## start EXCERPT
Stats Review

CMPT 353, Fall 2019

Context

Theme of the course: what do you do to get answers from data? Previous steps: get the data; clean it up until you can work with it.

One possible next step: use statistics to make inferences about what it means.

Context

My goals for this part of the course are fairly modest: you should be able actually do something with statistics.

I'll be happy with probably enough.

scale of statistical knowledge

Context

Corollary: if doing statistical analysis wrong would have serious consequences (someone's health, loss of a bunch of money, etc), then ask somebody who knows more statistics than this course will cover.

Context

Let's review some of those things you Definitely Know™ from your prerequisite statistics course…

Types of Data

Quantitative
Numeric values that have magnitude: -4.2 vs 18.9.
Ordinal
Ordered values or categories with no magnitude: unsatisfied/​neutral/​satisfied, 0–9/​10–19/​20–29/​30–39, A+/​A/​A-/​B+/​….
Nominal
Unordered properties or categories: Vancouver/​Ottawa, red/​green/​blue, control/​treatment.
## end EXCERPT
## start ITEMS
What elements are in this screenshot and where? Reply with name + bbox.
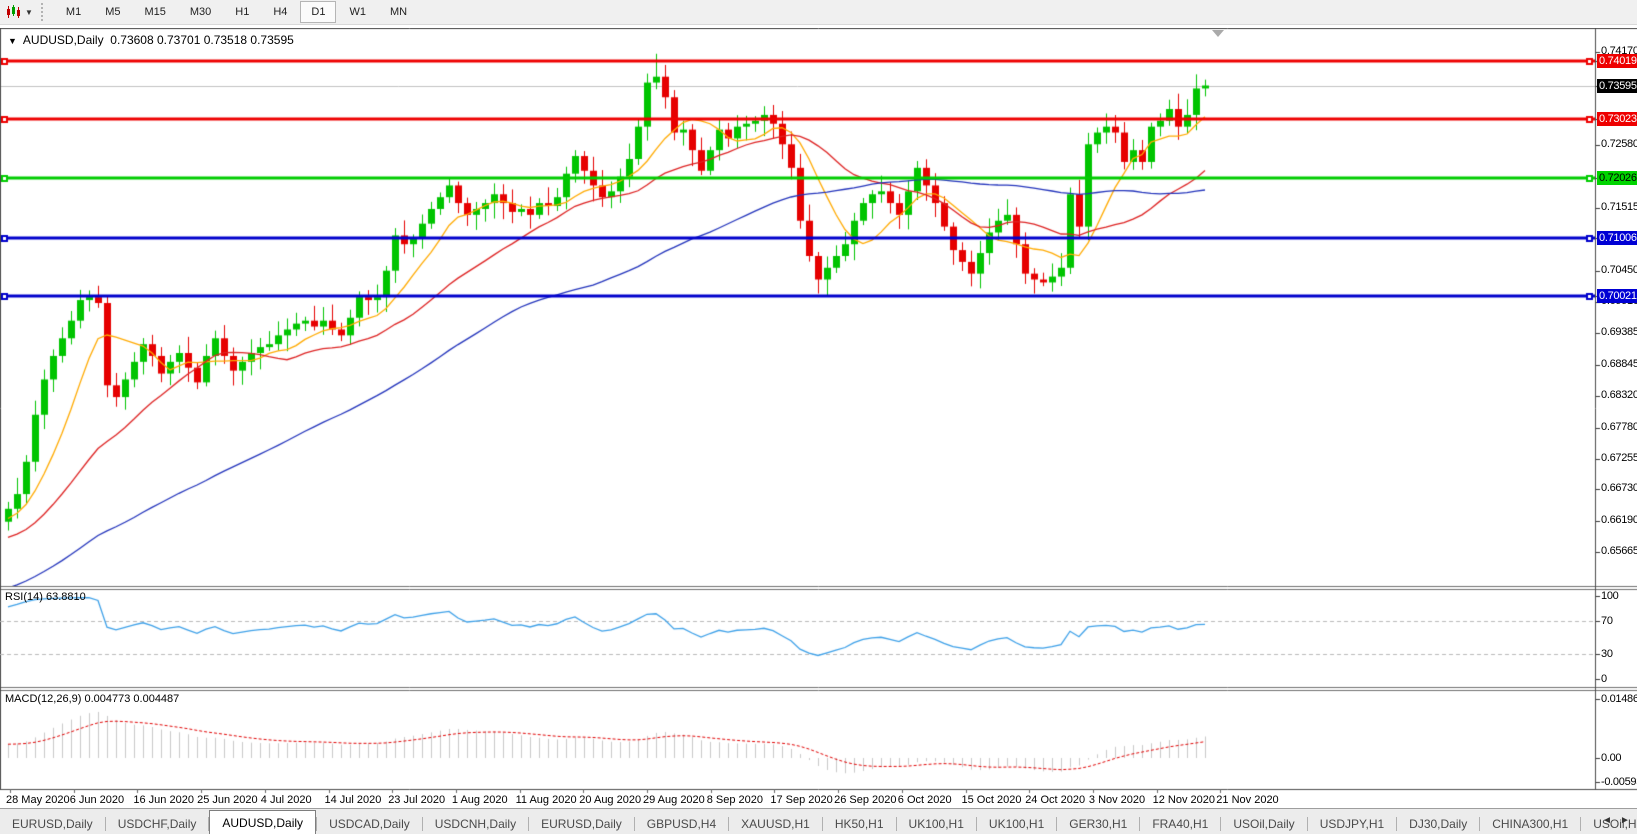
macd-indicator-label: MACD(12,26,9) 0.004773 0.004487 — [5, 693, 179, 705]
price-axis-label: 0.71515 — [1601, 201, 1637, 213]
price-axis-label: 0.66730 — [1601, 482, 1637, 494]
timeframe-button-MN[interactable]: MN — [379, 1, 418, 23]
price-badge: 0.73595 — [1597, 79, 1637, 93]
tab-scroll-left-icon[interactable]: ◄ — [1602, 815, 1612, 826]
timeframe-button-W1[interactable]: W1 — [338, 1, 377, 23]
date-label: 23 Jul 2020 — [388, 794, 445, 806]
chart-tabs: EURUSD,DailyUSDCHF,DailyAUDUSD,DailyUSDC… — [0, 810, 1637, 834]
tab-CHINA300-H1[interactable]: CHINA300,H1 — [1480, 814, 1580, 834]
chart-type-icon[interactable] — [4, 3, 24, 21]
price-axis-label: 0.67780 — [1601, 421, 1637, 433]
date-label: 8 Sep 2020 — [707, 794, 763, 806]
date-label: 12 Nov 2020 — [1153, 794, 1215, 806]
date-label: 1 Aug 2020 — [452, 794, 508, 806]
date-label: 25 Jun 2020 — [197, 794, 258, 806]
price-axis-label: 0.70450 — [1601, 264, 1637, 276]
tab-XAUUSD-H1[interactable]: XAUUSD,H1 — [729, 814, 822, 834]
date-label: 29 Aug 2020 — [643, 794, 705, 806]
date-label: 26 Sep 2020 — [834, 794, 896, 806]
timeframe-button-M30[interactable]: M30 — [179, 1, 222, 23]
tab-FRA40-H1[interactable]: FRA40,H1 — [1140, 814, 1220, 834]
tab-USDCHF-Daily[interactable]: USDCHF,Daily — [106, 814, 209, 834]
tab-GBPUSD-H4[interactable]: GBPUSD,H4 — [635, 814, 728, 834]
price-axis-label: 0.72580 — [1601, 138, 1637, 150]
date-label: 17 Sep 2020 — [770, 794, 832, 806]
rsi-scale-label: 0 — [1601, 673, 1607, 685]
rsi-scale-label: 30 — [1601, 648, 1613, 660]
chart-window — [0, 28, 1637, 790]
tab-DJ30-Daily[interactable]: DJ30,Daily — [1397, 814, 1479, 834]
date-label: 28 May 2020 — [6, 794, 70, 806]
timeframe-button-M5[interactable]: M5 — [94, 1, 131, 23]
timeframe-button-D1[interactable]: D1 — [300, 1, 336, 23]
price-axis-label: 0.69385 — [1601, 326, 1637, 338]
date-label: 21 Nov 2020 — [1216, 794, 1278, 806]
tab-scroll-right-icon[interactable]: ► — [1620, 815, 1630, 826]
tab-EURUSD-Daily[interactable]: EURUSD,Daily — [529, 814, 634, 834]
timeframe-toolbar: ▼ M1M5M15M30H1H4D1W1MN — [0, 0, 1637, 25]
price-badge: 0.70021 — [1597, 289, 1637, 303]
tab-USDCNH-Daily[interactable]: USDCNH,Daily — [423, 814, 528, 834]
date-label: 11 Aug 2020 — [516, 794, 577, 806]
price-axis-label: 0.65665 — [1601, 545, 1637, 557]
macd-scale-label: 0.00 — [1601, 752, 1621, 764]
date-label: 15 Oct 2020 — [962, 794, 1022, 806]
price-axis-label: 0.66190 — [1601, 514, 1637, 526]
chart-symbol-label: AUDUSD,Daily — [23, 33, 104, 47]
timeframe-button-M15[interactable]: M15 — [133, 1, 176, 23]
timeframe-button-H4[interactable]: H4 — [262, 1, 298, 23]
price-badge: 0.74019 — [1597, 54, 1637, 68]
chart-collapse-icon[interactable]: ▼ — [8, 36, 17, 46]
price-axis-label: 0.68320 — [1601, 389, 1637, 401]
chart-tabbar: EURUSD,DailyUSDCHF,DailyAUDUSD,DailyUSDC… — [0, 808, 1637, 834]
tab-EURUSD-Daily[interactable]: EURUSD,Daily — [0, 814, 105, 834]
date-label: 4 Jul 2020 — [261, 794, 312, 806]
tab-USDCAD-Daily[interactable]: USDCAD,Daily — [317, 814, 422, 834]
date-label: 20 Aug 2020 — [579, 794, 641, 806]
date-label: 14 Jul 2020 — [325, 794, 382, 806]
date-label: 3 Nov 2020 — [1089, 794, 1145, 806]
price-badge: 0.71006 — [1597, 231, 1637, 245]
tab-GER30-H1[interactable]: GER30,H1 — [1057, 814, 1139, 834]
rsi-indicator-label: RSI(14) 63.8810 — [5, 591, 86, 603]
macd-scale-label: -0.005938 — [1601, 776, 1637, 788]
price-badge: 0.73023 — [1597, 112, 1637, 126]
chevron-down-icon[interactable]: ▼ — [25, 8, 33, 17]
chart-shift-marker[interactable] — [1212, 30, 1224, 37]
toolbar-gripper[interactable] — [41, 3, 46, 21]
price-badge: 0.72026 — [1597, 171, 1637, 185]
timeframe-buttons: M1M5M15M30H1H4D1W1MN — [54, 1, 419, 23]
chart-title: ▼ AUDUSD,Daily 0.73608 0.73701 0.73518 0.… — [8, 33, 294, 47]
price-axis-label: 0.67255 — [1601, 452, 1637, 464]
date-label: 6 Jun 2020 — [70, 794, 124, 806]
rsi-scale-label: 100 — [1601, 590, 1618, 602]
tab-HK50-H1[interactable]: HK50,H1 — [823, 814, 896, 834]
date-label: 6 Oct 2020 — [898, 794, 952, 806]
macd-scale-label: 0.014861 — [1601, 693, 1637, 705]
price-axis-label: 0.68845 — [1601, 358, 1637, 370]
date-label: 16 Jun 2020 — [133, 794, 194, 806]
rsi-scale-label: 70 — [1601, 615, 1613, 627]
tab-UK100-H1[interactable]: UK100,H1 — [897, 814, 976, 834]
mt4-window: ▼ M1M5M15M30H1H4D1W1MN ▼ AUDUSD,Daily 0.7… — [0, 0, 1637, 834]
timeframe-button-M1[interactable]: M1 — [55, 1, 92, 23]
chart-ohlc-values: 0.73608 0.73701 0.73518 0.73595 — [110, 33, 294, 47]
tab-USOil-Daily[interactable]: USOil,Daily — [1221, 814, 1306, 834]
chart-canvas[interactable] — [0, 28, 1637, 834]
date-label: 24 Oct 2020 — [1025, 794, 1085, 806]
tab-USDJPY-H1[interactable]: USDJPY,H1 — [1308, 814, 1396, 834]
tab-UK100-H1[interactable]: UK100,H1 — [977, 814, 1056, 834]
timeframe-button-H1[interactable]: H1 — [224, 1, 260, 23]
tab-AUDUSD-Daily[interactable]: AUDUSD,Daily — [209, 810, 316, 834]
## end ITEMS
- [TO-DO LIST]:
A. From the statistics review, return the passage starting with "Stats Review" and going on through "work with it.", copied exactly.
B. According to the statistics review, what should you do if doing statistical analysis wrong would have serious consequences?
C. Translate this sentence from the statistics review into Spanish: "One possible next step: use statistics to make inferences about what it means."

- [ANSWERS GIVEN]:
A.
Stats Review

CMPT 353, Fall 2019

Context

Theme of the course: what do you do to get answers from data? Previous steps: get the data; clean it up until you can work with it.

B. Ask somebody who knows more statistics than the course will cover.

C. Un posible siguiente paso: usar la estadística para hacer inferencias sobre lo que significa.